» **Working data**:
........
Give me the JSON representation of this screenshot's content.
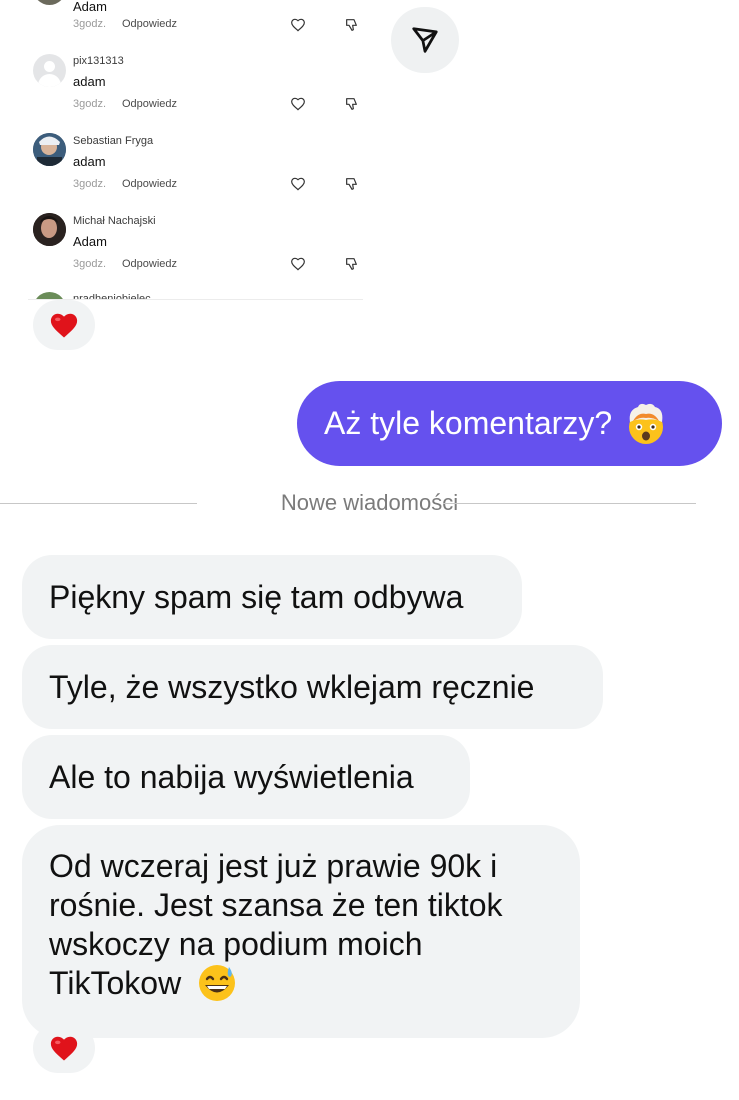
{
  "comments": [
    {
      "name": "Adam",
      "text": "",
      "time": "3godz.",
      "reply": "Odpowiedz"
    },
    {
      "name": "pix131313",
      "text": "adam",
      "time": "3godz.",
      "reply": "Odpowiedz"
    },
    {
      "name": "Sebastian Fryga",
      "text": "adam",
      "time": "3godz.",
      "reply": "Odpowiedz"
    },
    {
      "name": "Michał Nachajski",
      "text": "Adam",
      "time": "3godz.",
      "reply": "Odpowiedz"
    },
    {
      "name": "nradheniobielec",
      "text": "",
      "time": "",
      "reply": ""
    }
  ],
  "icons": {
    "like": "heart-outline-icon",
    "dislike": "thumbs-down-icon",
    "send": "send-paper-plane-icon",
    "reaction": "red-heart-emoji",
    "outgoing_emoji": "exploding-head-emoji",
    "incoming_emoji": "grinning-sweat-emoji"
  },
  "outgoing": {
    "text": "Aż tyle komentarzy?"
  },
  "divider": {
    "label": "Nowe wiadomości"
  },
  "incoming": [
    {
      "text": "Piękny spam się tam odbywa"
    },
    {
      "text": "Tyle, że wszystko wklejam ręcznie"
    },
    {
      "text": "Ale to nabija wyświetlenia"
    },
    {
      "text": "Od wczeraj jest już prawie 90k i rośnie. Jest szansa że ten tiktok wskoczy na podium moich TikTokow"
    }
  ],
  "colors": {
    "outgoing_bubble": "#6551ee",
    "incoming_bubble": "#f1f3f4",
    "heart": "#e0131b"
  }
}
........
» **Instruction**:
Lines holding the word "heart" in the entries above are the ones to pull out. Copy them all.

» **Finished answer**:
    "like": "heart-outline-icon",
    "reaction": "red-heart-emoji",
    "heart": "#e0131b"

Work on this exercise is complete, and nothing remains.